RECORD SET
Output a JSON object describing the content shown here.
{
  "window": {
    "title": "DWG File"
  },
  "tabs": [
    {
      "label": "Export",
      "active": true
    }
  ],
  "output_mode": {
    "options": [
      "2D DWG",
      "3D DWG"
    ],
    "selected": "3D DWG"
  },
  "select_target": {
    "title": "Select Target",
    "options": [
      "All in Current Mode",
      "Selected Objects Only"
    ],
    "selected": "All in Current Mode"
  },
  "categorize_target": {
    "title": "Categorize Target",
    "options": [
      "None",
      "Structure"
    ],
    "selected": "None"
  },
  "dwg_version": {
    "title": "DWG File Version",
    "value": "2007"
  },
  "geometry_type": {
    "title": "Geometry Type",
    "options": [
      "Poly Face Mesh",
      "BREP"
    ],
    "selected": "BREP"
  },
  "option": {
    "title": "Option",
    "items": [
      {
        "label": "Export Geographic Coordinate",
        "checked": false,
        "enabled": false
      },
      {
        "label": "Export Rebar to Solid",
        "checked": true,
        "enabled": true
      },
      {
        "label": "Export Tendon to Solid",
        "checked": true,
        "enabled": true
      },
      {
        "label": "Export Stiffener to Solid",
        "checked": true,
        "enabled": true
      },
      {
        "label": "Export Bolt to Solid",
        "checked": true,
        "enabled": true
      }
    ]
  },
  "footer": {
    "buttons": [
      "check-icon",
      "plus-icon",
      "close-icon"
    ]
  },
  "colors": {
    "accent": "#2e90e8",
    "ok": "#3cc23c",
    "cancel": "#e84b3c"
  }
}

GIVEN INSTRUCTION
Give back the whole listing, word for word.

THE ANSWER
Output a JSON object describing the content shown here.
{
  "window": {
    "title": "DWG File"
  },
  "tabs": [
    {
      "label": "Export",
      "active": true
    }
  ],
  "output_mode": {
    "options": [
      "2D DWG",
      "3D DWG"
    ],
    "selected": "3D DWG"
  },
  "select_target": {
    "title": "Select Target",
    "options": [
      "All in Current Mode",
      "Selected Objects Only"
    ],
    "selected": "All in Current Mode"
  },
  "categorize_target": {
    "title": "Categorize Target",
    "options": [
      "None",
      "Structure"
    ],
    "selected": "None"
  },
  "dwg_version": {
    "title": "DWG File Version",
    "value": "2007"
  },
  "geometry_type": {
    "title": "Geometry Type",
    "options": [
      "Poly Face Mesh",
      "BREP"
    ],
    "selected": "BREP"
  },
  "option": {
    "title": "Option",
    "items": [
      {
        "label": "Export Geographic Coordinate",
        "checked": false,
        "enabled": false
      },
      {
        "label": "Export Rebar to Solid",
        "checked": true,
        "enabled": true
      },
      {
        "label": "Export Tendon to Solid",
        "checked": true,
        "enabled": true
      },
      {
        "label": "Export Stiffener to Solid",
        "checked": true,
        "enabled": true
      },
      {
        "label": "Export Bolt to Solid",
        "checked": true,
        "enabled": true
      }
    ]
  },
  "footer": {
    "buttons": [
      "check-icon",
      "plus-icon",
      "close-icon"
    ]
  },
  "colors": {
    "accent": "#2e90e8",
    "ok": "#3cc23c",
    "cancel": "#e84b3c"
  }
}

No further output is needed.